What the task requires
Check every line for the word "Meine" and state how many lines have it. Reply with the number alone.

<<<<

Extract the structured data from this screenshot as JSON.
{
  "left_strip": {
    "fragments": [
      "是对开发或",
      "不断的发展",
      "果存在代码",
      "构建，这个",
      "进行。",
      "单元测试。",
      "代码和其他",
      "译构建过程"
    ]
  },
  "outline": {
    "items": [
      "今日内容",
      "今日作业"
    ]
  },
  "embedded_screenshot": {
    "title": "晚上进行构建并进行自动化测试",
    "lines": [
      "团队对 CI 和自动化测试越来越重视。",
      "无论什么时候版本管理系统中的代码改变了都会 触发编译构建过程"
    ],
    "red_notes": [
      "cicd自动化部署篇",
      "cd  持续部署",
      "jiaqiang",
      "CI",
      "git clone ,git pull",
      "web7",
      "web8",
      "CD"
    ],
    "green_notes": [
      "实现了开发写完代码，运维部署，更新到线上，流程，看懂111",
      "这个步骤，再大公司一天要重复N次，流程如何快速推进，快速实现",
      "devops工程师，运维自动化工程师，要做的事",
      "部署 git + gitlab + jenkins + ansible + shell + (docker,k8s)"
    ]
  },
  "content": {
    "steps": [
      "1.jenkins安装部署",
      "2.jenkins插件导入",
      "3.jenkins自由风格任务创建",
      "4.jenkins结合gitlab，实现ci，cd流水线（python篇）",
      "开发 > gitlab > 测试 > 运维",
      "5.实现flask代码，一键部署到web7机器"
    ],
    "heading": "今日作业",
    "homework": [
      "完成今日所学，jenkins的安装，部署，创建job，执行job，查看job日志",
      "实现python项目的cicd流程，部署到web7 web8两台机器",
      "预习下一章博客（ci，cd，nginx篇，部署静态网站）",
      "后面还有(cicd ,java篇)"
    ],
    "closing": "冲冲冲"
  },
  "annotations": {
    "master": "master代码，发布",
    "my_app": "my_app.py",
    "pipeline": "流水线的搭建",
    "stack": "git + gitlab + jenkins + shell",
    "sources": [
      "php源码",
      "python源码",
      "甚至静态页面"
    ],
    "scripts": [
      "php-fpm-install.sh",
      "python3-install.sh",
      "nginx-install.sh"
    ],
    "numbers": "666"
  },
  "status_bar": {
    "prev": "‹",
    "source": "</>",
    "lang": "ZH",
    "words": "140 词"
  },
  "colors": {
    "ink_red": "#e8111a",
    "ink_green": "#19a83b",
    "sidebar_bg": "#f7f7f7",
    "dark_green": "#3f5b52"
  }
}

>>>>
<<<<

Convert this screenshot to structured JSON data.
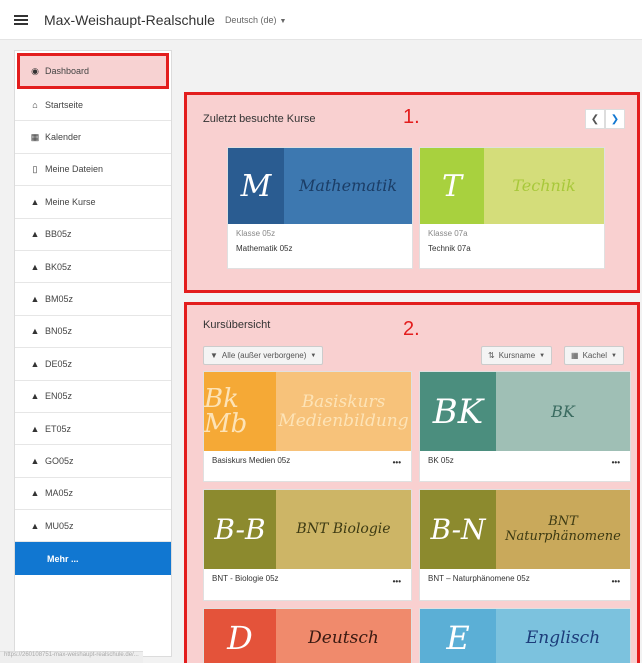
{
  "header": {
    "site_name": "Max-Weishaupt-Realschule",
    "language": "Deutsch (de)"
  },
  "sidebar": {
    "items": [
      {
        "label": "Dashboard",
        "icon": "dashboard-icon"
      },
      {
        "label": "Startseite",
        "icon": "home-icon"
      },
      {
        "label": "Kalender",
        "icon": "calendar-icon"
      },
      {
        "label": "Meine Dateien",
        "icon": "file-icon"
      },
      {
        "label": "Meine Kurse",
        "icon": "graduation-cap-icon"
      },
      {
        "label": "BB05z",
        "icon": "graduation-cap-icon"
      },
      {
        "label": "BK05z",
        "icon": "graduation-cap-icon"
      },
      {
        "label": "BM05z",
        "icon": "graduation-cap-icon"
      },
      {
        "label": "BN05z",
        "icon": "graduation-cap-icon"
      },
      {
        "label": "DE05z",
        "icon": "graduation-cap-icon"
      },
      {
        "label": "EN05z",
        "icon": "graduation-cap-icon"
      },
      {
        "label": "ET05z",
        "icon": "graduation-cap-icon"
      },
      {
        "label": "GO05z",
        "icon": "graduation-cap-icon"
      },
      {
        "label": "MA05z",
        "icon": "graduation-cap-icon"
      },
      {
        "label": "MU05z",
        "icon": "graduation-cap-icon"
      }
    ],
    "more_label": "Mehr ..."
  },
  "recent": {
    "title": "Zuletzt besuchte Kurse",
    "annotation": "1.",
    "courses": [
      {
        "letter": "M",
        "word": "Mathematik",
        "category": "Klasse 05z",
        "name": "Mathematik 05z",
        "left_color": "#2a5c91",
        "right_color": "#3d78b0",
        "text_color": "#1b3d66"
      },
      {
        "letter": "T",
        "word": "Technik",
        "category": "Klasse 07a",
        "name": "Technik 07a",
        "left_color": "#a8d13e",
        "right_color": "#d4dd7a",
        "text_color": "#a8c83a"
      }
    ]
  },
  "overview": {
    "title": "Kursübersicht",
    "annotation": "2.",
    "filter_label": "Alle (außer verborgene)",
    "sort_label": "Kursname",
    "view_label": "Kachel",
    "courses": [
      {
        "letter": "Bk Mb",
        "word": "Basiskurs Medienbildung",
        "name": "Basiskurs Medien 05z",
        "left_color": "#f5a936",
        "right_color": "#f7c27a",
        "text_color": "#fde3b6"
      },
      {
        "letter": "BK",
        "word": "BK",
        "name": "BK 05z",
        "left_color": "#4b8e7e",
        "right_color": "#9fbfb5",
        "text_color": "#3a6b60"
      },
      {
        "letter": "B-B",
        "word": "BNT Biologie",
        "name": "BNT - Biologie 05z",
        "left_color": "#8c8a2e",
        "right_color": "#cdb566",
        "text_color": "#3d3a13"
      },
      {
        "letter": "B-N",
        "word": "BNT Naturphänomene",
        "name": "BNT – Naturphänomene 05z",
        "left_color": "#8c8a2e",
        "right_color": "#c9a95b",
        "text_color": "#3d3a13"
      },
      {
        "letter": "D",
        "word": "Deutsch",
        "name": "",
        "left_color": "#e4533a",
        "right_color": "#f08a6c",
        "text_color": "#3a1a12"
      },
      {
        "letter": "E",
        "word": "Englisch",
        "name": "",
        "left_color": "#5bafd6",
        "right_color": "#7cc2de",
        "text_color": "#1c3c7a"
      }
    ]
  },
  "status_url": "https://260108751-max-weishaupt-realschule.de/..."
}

>>>>
<<<<

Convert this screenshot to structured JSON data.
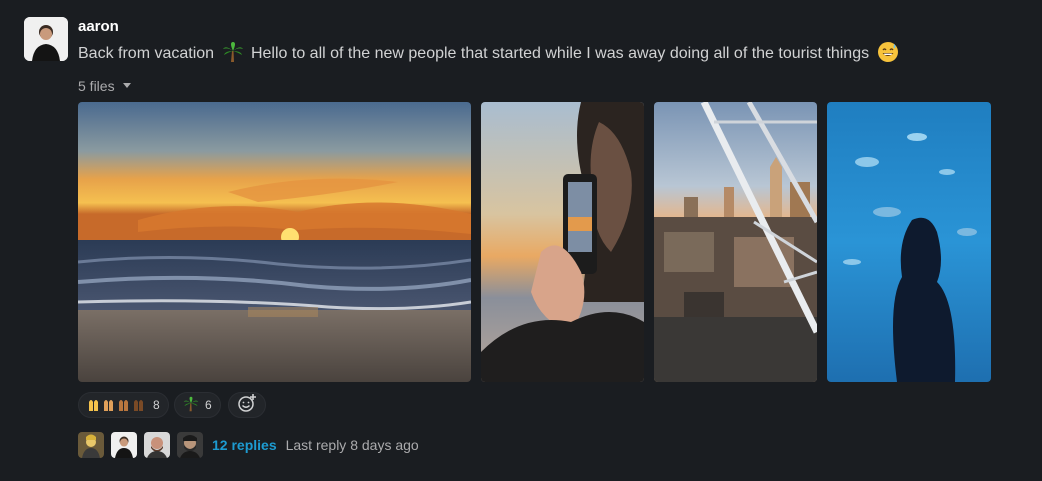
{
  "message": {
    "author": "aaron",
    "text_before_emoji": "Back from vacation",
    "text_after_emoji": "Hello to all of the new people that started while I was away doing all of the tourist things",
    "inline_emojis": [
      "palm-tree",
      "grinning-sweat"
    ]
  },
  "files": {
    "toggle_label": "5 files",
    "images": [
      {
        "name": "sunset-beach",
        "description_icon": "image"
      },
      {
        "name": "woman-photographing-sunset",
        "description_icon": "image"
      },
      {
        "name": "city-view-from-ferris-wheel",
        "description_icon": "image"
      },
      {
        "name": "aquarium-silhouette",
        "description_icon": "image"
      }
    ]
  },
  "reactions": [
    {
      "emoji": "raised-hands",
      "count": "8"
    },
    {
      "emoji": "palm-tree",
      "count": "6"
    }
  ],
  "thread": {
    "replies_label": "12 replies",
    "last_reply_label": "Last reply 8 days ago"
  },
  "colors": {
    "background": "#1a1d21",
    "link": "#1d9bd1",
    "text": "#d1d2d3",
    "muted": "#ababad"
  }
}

>>>>

Response below
2